(Extracted records)

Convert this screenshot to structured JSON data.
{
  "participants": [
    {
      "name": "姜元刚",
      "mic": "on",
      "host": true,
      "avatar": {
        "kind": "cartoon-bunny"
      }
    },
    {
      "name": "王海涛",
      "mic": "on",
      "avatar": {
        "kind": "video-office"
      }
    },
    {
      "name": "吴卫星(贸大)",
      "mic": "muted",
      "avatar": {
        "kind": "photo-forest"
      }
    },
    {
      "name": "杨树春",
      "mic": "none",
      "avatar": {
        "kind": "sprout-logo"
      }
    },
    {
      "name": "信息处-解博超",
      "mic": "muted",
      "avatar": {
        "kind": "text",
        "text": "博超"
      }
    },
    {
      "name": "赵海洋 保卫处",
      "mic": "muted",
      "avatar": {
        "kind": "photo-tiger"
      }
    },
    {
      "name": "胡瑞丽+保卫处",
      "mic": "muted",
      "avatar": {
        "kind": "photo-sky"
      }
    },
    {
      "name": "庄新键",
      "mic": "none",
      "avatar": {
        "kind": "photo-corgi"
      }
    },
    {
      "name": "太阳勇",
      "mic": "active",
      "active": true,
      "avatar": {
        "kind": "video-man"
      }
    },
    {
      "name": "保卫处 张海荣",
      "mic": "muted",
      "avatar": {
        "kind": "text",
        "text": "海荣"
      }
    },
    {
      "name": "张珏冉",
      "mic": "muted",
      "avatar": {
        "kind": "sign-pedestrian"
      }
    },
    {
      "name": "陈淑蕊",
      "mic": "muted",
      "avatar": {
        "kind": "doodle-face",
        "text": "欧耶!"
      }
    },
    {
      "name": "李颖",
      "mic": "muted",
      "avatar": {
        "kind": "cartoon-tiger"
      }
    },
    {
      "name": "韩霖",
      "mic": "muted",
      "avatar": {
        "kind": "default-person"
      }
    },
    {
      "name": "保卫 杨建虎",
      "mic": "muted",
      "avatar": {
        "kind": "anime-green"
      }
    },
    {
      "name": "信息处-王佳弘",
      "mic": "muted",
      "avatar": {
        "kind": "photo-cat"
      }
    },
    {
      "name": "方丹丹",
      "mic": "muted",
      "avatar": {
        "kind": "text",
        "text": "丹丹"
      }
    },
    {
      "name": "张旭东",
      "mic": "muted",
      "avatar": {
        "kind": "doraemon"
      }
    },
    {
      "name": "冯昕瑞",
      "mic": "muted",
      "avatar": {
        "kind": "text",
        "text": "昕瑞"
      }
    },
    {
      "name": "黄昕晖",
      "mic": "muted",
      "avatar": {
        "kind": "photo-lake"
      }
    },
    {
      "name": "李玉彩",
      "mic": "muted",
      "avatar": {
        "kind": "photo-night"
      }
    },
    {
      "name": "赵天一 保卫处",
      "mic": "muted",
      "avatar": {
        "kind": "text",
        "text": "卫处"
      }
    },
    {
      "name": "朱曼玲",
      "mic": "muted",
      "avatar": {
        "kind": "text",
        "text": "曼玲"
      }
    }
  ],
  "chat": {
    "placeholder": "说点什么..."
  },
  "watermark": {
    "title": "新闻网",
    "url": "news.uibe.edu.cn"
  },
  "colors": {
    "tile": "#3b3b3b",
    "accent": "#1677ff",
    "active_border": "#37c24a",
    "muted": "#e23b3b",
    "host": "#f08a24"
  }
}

» **Work to complete**
From the records above, pick out and copy each line holding the word "photo".

» **Task result**
        "kind": "photo-forest"
        "kind": "photo-tiger"
        "kind": "photo-sky"
        "kind": "photo-corgi"
        "kind": "photo-cat"
        "kind": "photo-lake"
        "kind": "photo-night"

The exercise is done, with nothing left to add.